* _WORK TASK 1_
Answer these questions about the text on flattening image data:
(a) What does the second method do to the data?
(b) What test accuracy results from training on the incorrectly flattened data?
(c) What reason is given for that accuracy?
* _WORK TASK 2_
Copy everything in the text on flattening image data from "This demonstrates why" down to "make any sense.".

* _EXERCISE TEXT_
━━━

This demonstrates why the second method actually scrambles the data, making it meaningless for our purposes. That is why you get 34% test accuracy if you run the training using the incorrectly flattened data: the images no longer make any sense.

━━━

* _DATA UNDER STUDY_
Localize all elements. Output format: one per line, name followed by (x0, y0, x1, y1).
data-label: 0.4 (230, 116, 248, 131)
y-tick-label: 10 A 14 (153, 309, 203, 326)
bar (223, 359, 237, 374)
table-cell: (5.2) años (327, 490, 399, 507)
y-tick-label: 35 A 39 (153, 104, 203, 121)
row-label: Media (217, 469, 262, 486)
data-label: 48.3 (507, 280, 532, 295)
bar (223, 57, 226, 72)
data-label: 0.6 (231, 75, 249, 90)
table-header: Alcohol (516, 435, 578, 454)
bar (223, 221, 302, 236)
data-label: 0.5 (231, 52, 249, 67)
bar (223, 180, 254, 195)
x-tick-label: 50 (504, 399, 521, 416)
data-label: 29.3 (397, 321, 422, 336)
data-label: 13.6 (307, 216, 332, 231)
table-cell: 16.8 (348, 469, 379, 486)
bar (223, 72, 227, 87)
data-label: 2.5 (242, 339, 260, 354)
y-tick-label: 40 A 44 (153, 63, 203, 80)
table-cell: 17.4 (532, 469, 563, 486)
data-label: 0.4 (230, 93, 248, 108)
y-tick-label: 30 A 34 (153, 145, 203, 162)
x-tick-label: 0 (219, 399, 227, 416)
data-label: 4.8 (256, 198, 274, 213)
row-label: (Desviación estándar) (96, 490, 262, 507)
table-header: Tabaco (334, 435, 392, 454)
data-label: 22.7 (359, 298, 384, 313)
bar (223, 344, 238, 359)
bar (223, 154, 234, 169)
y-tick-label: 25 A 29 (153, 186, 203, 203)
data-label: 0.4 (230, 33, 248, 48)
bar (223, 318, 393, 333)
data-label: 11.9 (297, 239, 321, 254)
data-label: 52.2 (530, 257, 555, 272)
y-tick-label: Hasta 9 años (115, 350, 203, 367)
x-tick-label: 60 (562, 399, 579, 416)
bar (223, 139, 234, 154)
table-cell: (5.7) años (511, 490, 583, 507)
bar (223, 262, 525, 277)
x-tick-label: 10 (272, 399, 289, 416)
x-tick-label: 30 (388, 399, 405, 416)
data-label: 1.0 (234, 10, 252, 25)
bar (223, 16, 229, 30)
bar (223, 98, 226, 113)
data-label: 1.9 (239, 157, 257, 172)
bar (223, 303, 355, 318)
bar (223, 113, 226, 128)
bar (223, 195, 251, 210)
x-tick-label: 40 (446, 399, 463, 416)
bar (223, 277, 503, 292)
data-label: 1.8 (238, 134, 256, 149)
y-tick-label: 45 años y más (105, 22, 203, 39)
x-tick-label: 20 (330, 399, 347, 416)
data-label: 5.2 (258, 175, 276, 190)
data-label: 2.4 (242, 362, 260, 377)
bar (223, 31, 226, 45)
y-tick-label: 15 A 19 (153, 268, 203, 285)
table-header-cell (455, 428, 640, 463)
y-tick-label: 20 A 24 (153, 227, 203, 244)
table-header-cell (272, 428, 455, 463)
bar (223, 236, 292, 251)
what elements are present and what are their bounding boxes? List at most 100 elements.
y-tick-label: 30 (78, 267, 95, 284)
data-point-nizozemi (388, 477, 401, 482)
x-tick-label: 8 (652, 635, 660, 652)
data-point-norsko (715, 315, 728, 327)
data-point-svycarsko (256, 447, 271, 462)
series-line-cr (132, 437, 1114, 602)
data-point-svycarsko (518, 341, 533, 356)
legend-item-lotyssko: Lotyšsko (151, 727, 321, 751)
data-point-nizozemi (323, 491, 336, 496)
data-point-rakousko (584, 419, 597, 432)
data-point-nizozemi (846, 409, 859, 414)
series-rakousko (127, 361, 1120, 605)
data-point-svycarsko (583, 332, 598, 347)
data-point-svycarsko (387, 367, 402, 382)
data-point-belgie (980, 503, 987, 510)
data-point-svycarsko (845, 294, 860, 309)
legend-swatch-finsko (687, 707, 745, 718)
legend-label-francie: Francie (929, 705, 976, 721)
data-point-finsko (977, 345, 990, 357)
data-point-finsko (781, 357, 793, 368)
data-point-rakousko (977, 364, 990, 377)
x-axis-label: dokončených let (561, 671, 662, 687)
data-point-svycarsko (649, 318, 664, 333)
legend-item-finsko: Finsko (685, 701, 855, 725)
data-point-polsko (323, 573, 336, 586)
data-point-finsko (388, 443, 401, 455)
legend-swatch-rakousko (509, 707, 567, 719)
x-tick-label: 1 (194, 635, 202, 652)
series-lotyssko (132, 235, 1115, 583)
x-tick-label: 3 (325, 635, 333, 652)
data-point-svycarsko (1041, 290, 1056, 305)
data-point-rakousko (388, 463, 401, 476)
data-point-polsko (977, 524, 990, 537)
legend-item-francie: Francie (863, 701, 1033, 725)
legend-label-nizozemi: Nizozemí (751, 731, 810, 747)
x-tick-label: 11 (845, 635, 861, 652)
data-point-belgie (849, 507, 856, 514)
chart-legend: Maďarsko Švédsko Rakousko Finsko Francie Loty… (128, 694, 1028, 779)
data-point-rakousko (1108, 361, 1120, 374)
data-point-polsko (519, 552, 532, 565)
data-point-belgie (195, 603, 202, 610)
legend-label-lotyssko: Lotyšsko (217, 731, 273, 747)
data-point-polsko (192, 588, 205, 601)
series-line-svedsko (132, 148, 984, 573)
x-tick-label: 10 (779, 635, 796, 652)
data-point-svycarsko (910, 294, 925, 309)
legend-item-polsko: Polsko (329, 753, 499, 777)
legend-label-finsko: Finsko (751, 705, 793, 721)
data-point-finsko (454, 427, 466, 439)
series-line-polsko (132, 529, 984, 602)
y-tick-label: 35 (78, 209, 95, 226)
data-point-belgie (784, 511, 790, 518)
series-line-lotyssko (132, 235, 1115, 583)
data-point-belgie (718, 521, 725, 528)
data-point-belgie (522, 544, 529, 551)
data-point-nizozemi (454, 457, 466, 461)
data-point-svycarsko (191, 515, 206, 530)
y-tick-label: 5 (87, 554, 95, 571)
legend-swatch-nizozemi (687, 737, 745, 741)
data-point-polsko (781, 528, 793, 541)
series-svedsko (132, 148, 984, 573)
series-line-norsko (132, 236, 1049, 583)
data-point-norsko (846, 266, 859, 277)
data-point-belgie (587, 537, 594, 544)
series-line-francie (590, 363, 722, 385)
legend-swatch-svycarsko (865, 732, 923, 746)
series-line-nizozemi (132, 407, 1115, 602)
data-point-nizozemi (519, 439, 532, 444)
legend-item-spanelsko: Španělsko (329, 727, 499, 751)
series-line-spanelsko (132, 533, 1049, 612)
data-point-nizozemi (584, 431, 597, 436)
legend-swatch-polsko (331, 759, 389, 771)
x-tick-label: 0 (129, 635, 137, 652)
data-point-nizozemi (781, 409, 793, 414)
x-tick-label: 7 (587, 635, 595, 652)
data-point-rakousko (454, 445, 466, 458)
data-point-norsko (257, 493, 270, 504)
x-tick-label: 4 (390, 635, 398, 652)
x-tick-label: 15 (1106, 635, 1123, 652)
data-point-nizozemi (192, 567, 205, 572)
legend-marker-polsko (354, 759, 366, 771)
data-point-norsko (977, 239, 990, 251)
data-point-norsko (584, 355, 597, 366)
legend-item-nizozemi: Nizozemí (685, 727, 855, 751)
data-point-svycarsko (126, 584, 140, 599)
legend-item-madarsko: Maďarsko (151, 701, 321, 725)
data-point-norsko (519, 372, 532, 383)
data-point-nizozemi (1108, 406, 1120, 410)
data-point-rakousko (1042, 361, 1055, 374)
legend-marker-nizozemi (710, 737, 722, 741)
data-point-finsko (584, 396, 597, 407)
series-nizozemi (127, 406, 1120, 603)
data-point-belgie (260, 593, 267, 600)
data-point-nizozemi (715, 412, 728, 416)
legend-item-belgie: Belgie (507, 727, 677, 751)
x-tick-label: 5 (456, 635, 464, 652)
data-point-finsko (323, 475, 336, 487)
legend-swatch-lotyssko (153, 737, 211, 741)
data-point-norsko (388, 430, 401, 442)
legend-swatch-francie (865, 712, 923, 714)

━━━

* _EXERCISE OUTPUT 1_
(a) It scrambles the data, making it meaningless for our purposes.
(b) 34%.
(c) The images no longer make any sense.

* _EXERCISE OUTPUT 2_
This demonstrates why the second method actually scrambles the data, making it meaningless for our purposes. That is why you get 34% test accuracy if you run the training using the incorrectly flattened data: the images no longer make any sense.